START Extracted data

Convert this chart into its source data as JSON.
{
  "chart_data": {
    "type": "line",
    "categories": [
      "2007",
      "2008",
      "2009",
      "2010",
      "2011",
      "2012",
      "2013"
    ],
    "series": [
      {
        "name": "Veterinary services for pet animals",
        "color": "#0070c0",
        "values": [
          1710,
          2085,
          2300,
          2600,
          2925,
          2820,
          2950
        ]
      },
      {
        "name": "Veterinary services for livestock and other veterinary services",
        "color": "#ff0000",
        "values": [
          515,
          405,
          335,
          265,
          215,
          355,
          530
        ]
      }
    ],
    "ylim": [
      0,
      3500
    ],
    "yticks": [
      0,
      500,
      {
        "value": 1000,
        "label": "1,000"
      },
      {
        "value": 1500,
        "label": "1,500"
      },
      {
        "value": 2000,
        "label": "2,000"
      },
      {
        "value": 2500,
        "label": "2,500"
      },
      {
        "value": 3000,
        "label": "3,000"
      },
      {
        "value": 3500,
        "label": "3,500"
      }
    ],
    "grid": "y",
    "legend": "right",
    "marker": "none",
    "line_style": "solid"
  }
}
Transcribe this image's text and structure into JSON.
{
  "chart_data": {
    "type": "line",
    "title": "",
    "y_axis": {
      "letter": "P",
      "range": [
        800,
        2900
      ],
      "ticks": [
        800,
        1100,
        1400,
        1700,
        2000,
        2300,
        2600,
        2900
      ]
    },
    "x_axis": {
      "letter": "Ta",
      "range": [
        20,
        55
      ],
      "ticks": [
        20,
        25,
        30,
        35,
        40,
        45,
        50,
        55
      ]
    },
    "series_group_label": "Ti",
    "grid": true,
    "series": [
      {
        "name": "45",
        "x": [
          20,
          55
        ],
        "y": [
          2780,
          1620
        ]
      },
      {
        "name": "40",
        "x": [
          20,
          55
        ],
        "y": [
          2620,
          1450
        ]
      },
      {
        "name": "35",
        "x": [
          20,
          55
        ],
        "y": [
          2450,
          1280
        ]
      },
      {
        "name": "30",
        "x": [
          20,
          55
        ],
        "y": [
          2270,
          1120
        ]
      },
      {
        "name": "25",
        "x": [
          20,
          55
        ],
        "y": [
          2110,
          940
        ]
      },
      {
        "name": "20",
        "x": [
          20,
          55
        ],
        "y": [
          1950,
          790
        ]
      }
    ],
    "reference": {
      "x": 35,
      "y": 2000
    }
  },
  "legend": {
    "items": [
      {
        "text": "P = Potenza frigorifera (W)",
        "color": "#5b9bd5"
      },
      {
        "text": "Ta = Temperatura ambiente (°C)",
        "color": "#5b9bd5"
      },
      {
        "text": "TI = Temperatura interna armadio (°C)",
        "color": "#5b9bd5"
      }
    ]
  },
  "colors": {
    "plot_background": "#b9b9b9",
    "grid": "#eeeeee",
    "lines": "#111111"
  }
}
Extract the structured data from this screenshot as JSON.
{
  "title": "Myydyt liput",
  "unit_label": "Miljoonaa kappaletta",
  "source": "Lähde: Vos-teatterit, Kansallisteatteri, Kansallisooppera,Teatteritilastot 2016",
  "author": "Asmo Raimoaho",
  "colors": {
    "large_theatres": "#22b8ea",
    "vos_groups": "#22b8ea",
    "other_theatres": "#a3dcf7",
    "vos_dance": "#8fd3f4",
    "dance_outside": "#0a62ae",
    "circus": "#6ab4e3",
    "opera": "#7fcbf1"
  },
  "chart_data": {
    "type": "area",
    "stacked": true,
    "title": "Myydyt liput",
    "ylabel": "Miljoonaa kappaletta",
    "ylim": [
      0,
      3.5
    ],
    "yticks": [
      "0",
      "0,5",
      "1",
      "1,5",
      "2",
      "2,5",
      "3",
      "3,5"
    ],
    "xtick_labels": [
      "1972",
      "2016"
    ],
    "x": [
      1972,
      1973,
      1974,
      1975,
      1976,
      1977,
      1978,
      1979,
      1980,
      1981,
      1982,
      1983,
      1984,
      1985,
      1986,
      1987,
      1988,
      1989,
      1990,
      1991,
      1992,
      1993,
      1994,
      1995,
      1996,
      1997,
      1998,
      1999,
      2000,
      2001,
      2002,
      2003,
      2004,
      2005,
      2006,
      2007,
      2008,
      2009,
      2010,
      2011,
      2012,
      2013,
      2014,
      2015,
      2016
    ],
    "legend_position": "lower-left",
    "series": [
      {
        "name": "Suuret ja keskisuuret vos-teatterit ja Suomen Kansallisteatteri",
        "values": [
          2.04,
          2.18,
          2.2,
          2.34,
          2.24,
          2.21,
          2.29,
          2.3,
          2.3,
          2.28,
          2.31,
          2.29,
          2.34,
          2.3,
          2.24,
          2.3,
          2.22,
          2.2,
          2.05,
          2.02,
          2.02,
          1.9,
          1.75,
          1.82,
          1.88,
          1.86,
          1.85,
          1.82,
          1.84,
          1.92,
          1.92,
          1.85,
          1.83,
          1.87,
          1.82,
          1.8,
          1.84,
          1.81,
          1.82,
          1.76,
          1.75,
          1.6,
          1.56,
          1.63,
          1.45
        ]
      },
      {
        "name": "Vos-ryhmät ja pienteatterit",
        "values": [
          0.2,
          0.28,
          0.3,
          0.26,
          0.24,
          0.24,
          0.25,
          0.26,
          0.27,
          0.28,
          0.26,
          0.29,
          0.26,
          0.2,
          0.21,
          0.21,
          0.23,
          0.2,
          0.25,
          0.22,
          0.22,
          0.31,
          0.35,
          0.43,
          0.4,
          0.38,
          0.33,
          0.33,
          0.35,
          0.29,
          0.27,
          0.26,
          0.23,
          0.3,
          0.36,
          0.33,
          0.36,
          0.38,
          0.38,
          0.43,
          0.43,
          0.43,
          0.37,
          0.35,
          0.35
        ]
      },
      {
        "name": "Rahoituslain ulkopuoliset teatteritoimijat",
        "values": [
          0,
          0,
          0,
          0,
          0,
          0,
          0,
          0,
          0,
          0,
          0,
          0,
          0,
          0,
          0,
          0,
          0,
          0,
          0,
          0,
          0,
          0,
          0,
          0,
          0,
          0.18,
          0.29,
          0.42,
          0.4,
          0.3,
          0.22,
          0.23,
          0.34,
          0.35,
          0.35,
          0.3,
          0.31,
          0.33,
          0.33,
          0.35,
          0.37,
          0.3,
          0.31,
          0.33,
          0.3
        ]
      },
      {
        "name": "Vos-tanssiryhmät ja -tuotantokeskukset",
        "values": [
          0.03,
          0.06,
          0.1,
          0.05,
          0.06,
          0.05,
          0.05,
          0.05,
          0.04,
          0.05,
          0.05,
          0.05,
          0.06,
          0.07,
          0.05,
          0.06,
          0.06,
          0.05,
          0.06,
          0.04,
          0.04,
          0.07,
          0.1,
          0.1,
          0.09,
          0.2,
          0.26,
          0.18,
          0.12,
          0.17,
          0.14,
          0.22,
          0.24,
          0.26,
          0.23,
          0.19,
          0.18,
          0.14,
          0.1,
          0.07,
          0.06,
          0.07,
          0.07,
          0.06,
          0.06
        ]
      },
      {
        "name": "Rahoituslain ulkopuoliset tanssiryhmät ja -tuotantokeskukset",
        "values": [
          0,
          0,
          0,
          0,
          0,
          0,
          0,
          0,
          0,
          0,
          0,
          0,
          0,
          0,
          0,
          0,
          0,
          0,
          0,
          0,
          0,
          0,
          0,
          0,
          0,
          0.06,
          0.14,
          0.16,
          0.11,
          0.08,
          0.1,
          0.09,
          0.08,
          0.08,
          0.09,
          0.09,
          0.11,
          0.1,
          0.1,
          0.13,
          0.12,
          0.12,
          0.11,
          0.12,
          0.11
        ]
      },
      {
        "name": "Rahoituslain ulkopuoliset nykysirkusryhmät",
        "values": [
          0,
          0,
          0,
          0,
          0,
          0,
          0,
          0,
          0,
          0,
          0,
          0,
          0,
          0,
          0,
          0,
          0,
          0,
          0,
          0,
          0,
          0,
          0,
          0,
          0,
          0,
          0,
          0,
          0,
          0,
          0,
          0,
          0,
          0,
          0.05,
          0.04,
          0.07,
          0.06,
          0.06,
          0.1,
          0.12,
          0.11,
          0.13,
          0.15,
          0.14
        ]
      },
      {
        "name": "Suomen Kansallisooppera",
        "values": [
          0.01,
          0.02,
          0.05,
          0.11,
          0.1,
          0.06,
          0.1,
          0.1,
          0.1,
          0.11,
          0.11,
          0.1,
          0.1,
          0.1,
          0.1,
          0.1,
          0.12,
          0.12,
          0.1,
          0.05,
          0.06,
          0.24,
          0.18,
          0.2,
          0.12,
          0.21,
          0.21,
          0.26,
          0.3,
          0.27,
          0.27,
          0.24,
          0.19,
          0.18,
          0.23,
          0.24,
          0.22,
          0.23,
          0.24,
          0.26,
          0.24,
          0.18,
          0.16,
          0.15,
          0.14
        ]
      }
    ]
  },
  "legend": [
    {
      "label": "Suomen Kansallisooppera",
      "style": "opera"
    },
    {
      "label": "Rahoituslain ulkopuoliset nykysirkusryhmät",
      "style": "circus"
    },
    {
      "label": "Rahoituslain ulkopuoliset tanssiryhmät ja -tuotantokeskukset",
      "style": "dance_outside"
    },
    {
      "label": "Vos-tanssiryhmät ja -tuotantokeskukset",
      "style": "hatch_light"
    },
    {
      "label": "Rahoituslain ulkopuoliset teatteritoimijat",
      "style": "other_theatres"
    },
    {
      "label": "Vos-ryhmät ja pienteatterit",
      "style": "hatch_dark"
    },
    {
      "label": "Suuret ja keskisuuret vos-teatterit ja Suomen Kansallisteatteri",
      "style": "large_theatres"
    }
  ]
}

END Extracted data

__What the task asks__
Return all lines containing the word "keskisuuret".

__The result__
        "name": "Suuret ja keskisuuret vos-teatterit ja Suomen Kansallisteatteri",
      "label": "Suuret ja keskisuuret vos-teatterit ja Suomen Kansallisteatteri",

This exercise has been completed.